■ **Problem to solve**: Quote the entries that follow exactly, leaving none out.

[Dataset items]
%%

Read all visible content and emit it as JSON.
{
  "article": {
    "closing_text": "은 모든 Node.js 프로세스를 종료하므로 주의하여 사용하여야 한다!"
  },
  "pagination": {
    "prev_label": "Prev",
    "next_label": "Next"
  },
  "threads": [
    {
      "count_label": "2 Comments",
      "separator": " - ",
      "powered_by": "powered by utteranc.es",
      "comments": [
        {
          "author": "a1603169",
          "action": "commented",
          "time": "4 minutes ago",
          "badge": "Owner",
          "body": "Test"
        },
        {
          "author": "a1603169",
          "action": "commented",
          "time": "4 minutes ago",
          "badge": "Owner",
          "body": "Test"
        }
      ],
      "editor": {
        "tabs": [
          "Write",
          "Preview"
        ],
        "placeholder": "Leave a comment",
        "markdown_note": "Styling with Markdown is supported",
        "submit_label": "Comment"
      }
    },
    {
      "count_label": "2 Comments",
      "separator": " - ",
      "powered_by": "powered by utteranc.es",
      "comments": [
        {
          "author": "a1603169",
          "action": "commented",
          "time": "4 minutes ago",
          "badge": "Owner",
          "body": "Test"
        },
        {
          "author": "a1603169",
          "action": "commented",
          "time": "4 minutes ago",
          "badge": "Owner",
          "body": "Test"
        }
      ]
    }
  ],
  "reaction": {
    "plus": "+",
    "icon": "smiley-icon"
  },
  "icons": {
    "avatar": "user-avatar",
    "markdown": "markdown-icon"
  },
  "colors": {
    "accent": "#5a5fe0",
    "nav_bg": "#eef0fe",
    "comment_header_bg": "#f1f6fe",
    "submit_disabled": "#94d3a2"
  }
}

%%

■ **Solution below**:
Read all visible content and emit it as JSON.
{
  "article": {
    "closing_text": "은 모든 Node.js 프로세스를 종료하므로 주의하여 사용하여야 한다!"
  },
  "pagination": {
    "prev_label": "Prev",
    "next_label": "Next"
  },
  "threads": [
    {
      "count_label": "2 Comments",
      "separator": " - ",
      "powered_by": "powered by utteranc.es",
      "comments": [
        {
          "author": "a1603169",
          "action": "commented",
          "time": "4 minutes ago",
          "badge": "Owner",
          "body": "Test"
        },
        {
          "author": "a1603169",
          "action": "commented",
          "time": "4 minutes ago",
          "badge": "Owner",
          "body": "Test"
        }
      ],
      "editor": {
        "tabs": [
          "Write",
          "Preview"
        ],
        "placeholder": "Leave a comment",
        "markdown_note": "Styling with Markdown is supported",
        "submit_label": "Comment"
      }
    },
    {
      "count_label": "2 Comments",
      "separator": " - ",
      "powered_by": "powered by utteranc.es",
      "comments": [
        {
          "author": "a1603169",
          "action": "commented",
          "time": "4 minutes ago",
          "badge": "Owner",
          "body": "Test"
        },
        {
          "author": "a1603169",
          "action": "commented",
          "time": "4 minutes ago",
          "badge": "Owner",
          "body": "Test"
        }
      ]
    }
  ],
  "reaction": {
    "plus": "+",
    "icon": "smiley-icon"
  },
  "icons": {
    "avatar": "user-avatar",
    "markdown": "markdown-icon"
  },
  "colors": {
    "accent": "#5a5fe0",
    "nav_bg": "#eef0fe",
    "comment_header_bg": "#f1f6fe",
    "submit_disabled": "#94d3a2"
  }
}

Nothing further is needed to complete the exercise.